--- Begin SELECTED PASSAGE ---

The modules discussed below represent only a selection of modules that may be implemented in an exemplary embodiment the system and method described herein. It should be understood that a technical programmer or consultant with ordinary skill in the art may implement additional modules or customized modules that are covered by the system and methods for integrating data and processes of a sports organization and of member players or athletes engaged in physical activities into a unified system on a computer network as described herein.
FIG. 3 is a state diagram showing a protocol for viewing game data employed by an exemplary embodiment of a system and method for integrating data and processes of a sports organization and of member players or athletes engaged in physical activities into a unified system on a computer network. From the idle start state 300, the user may transition from his current state by one of the three following actions: synchronize, view game data, and view tendencies. In many instances, the protocol requires the user to synchronize first before viewing game data to ensure the user has the most up-to-date game data and tendencies.

--- End SELECTED PASSAGE ---
--- Begin DATA EXTRACT ---

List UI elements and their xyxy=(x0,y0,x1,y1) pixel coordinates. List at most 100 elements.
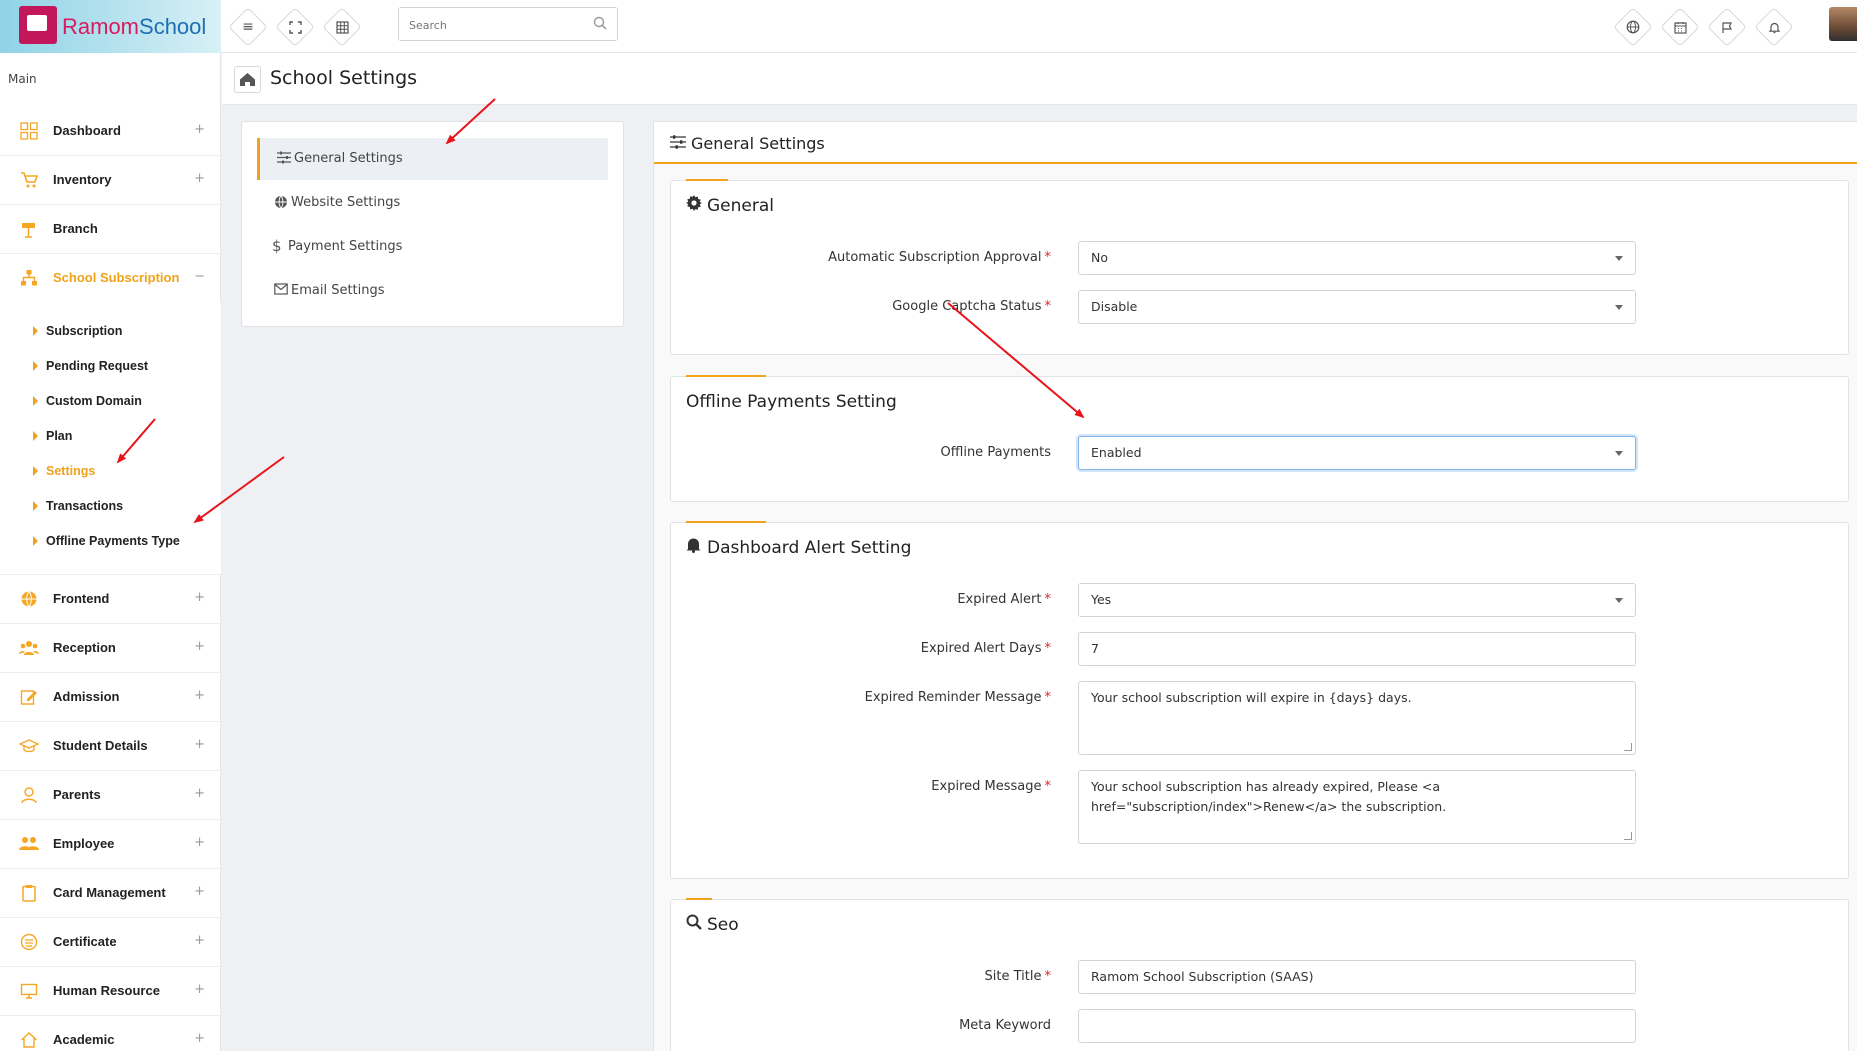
submenu-item-transactions[interactable]: Transactions xyxy=(0,490,221,525)
field-label: Google Captcha Status * xyxy=(892,299,1051,314)
bell-icon xyxy=(686,537,703,557)
submenu-item-offline-payments-type[interactable]: Offline Payments Type xyxy=(0,525,221,560)
sidebar: Main Dashboard + Inventory + Branch Scho… xyxy=(0,53,221,1051)
sidebar-item-academic[interactable]: Academic + xyxy=(0,1016,221,1051)
caret-right-icon xyxy=(33,536,38,546)
dashboard-icon xyxy=(19,122,39,140)
top-bar: RamomSchool ≡ xyxy=(0,0,1857,53)
menu-toggle-button[interactable]: ≡ xyxy=(228,7,268,47)
offline-payments-section: Offline Payments Setting Offline Payment… xyxy=(670,375,1849,502)
caret-right-icon xyxy=(33,326,38,336)
caret-right-icon xyxy=(33,361,38,371)
sliders-icon xyxy=(670,135,686,149)
expired-alert-select[interactable]: Yes xyxy=(1078,583,1636,617)
field-label: Expired Alert Days * xyxy=(920,641,1051,656)
expand-icon: + xyxy=(194,933,205,948)
expand-icon: + xyxy=(194,982,205,997)
field-label: Site Title * xyxy=(984,969,1051,984)
sidebar-item-certificate[interactable]: Certificate + xyxy=(0,918,221,967)
expired-alert-row: Expired Alert * Yes xyxy=(671,583,1848,617)
user-avatar[interactable] xyxy=(1829,7,1857,41)
submenu-item-plan[interactable]: Plan xyxy=(0,420,221,455)
settings-tab-payment[interactable]: $ Payment Settings xyxy=(257,226,608,268)
sidebar-item-dashboard[interactable]: Dashboard + xyxy=(0,107,221,156)
sidebar-item-parents[interactable]: Parents + xyxy=(0,771,221,820)
field-label: Offline Payments xyxy=(940,445,1051,460)
sidebar-item-admission[interactable]: Admission + xyxy=(0,673,221,722)
submenu-item-pending-request[interactable]: Pending Request xyxy=(0,350,221,385)
automatic-approval-select[interactable]: No xyxy=(1078,241,1636,275)
fullscreen-button[interactable] xyxy=(275,7,315,47)
sidebar-item-employee[interactable]: Employee + xyxy=(0,820,221,869)
home-icon xyxy=(19,1031,39,1049)
sidebar-item-branch[interactable]: Branch xyxy=(0,205,221,254)
calendar-icon xyxy=(1667,14,1693,40)
expired-message-row: Expired Message * Your school subscriptio… xyxy=(671,770,1848,844)
automatic-approval-row: Automatic Subscription Approval * No xyxy=(671,241,1848,275)
clipboard-icon xyxy=(19,884,39,902)
caret-right-icon xyxy=(33,466,38,476)
user-icon xyxy=(19,786,39,804)
captcha-status-select[interactable]: Disable xyxy=(1078,290,1636,324)
sidebar-item-card-management[interactable]: Card Management + xyxy=(0,869,221,918)
settings-menu: General Settings Website Settings $ Paym… xyxy=(241,121,624,327)
search-box[interactable] xyxy=(398,7,618,41)
expired-message-textarea[interactable]: Your school subscription has already exp… xyxy=(1078,770,1636,844)
panel-header: General Settings xyxy=(654,122,1857,164)
sidebar-item-school-subscription[interactable]: School Subscription − xyxy=(0,254,221,303)
general-settings-panel: General Settings General Automatic Subsc… xyxy=(653,121,1857,1051)
sidebar-item-frontend[interactable]: Frontend + xyxy=(0,575,221,624)
expired-reminder-row: Expired Reminder Message * Your school su… xyxy=(671,681,1848,755)
bell-icon xyxy=(1761,14,1787,40)
monitor-icon xyxy=(19,982,39,1000)
globe-icon xyxy=(19,590,39,608)
section-title: General xyxy=(686,195,774,216)
submenu-item-subscription[interactable]: Subscription xyxy=(0,315,221,350)
calendar-button[interactable] xyxy=(1660,7,1700,47)
sidebar-item-inventory[interactable]: Inventory + xyxy=(0,156,221,205)
sidebar-nav: Dashboard + Inventory + Branch School Su… xyxy=(0,107,221,1051)
section-title: Offline Payments Setting xyxy=(686,392,897,412)
grid-icon xyxy=(329,14,355,40)
expand-icon: + xyxy=(194,835,205,850)
submenu-item-custom-domain[interactable]: Custom Domain xyxy=(0,385,221,420)
home-button[interactable] xyxy=(234,66,261,93)
expand-icon: + xyxy=(194,171,205,186)
general-section: General Automatic Subscription Approval *… xyxy=(670,179,1849,355)
notifications-button[interactable] xyxy=(1754,7,1794,47)
certificate-icon xyxy=(19,933,39,951)
sidebar-item-human-resource[interactable]: Human Resource + xyxy=(0,967,221,1016)
sidebar-item-reception[interactable]: Reception + xyxy=(0,624,221,673)
apps-grid-button[interactable] xyxy=(322,7,362,47)
envelope-icon xyxy=(274,283,288,297)
site-title-input[interactable]: Ramom School Subscription (SAAS) xyxy=(1078,960,1636,994)
offline-payments-select[interactable]: Enabled xyxy=(1078,436,1636,470)
globe-icon xyxy=(1620,14,1646,40)
graduation-icon xyxy=(18,737,40,755)
expand-icon: + xyxy=(194,639,205,654)
home-icon xyxy=(240,73,255,86)
subscription-submenu: Subscription Pending Request Custom Doma… xyxy=(0,303,221,575)
offline-payments-row: Offline Payments Enabled xyxy=(671,436,1848,470)
expand-icon: + xyxy=(194,786,205,801)
collapse-icon: − xyxy=(194,269,205,284)
expand-icon: + xyxy=(194,590,205,605)
settings-tab-general[interactable]: General Settings xyxy=(257,138,608,180)
expired-alert-days-input[interactable]: 7 xyxy=(1078,632,1636,666)
search-icon xyxy=(686,914,703,934)
page-title: School Settings xyxy=(270,67,418,89)
settings-tab-email[interactable]: Email Settings xyxy=(257,270,608,312)
brand-logo[interactable]: RamomSchool xyxy=(0,0,221,53)
sidebar-item-student-details[interactable]: Student Details + xyxy=(0,722,221,771)
field-label: Automatic Subscription Approval * xyxy=(828,250,1051,265)
expired-reminder-textarea[interactable]: Your school subscription will expire in … xyxy=(1078,681,1636,755)
search-input[interactable] xyxy=(409,15,579,35)
flag-button[interactable] xyxy=(1707,7,1747,47)
submenu-item-settings[interactable]: Settings xyxy=(0,455,221,490)
meta-keyword-input[interactable] xyxy=(1078,1009,1636,1043)
expand-icon: + xyxy=(194,688,205,703)
caret-right-icon xyxy=(33,501,38,511)
language-button[interactable] xyxy=(1613,7,1653,47)
dollar-icon: $ xyxy=(272,237,282,255)
settings-tab-website[interactable]: Website Settings xyxy=(257,182,608,224)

--- End DATA EXTRACT ---

WRITTEN INSTRUCTION 1
How would you render this sentence from the sports data passage in Spanish: "In many instances, the protocol requires the user to synchronize first before viewing game data to ensure the user has the most up-to-date game data and tendencies."
WRITTEN INSTRUCTION 2
Can you set down the sports data passage word for word, starting at "FIG. 3 is a" and ending at "data and tendencies."?

FINAL RESULT 1
En muchos casos, el protocolo requiere que el usuario sincronice primero antes de ver los datos del juego, para asegurar que el usuario tenga los datos del juego y las tendencias más actualizados.

FINAL RESULT 2
FIG. 3 is a state diagram showing a protocol for viewing game data employed by an exemplary embodiment of a system and method for integrating data and processes of a sports organization and of member players or athletes engaged in physical activities into a unified system on a computer network. From the idle start state 300, the user may transition from his current state by one of the three following actions: synchronize, view game data, and view tendencies. In many instances, the protocol requires the user to synchronize first before viewing game data to ensure the user has the most up-to-date game data and tendencies.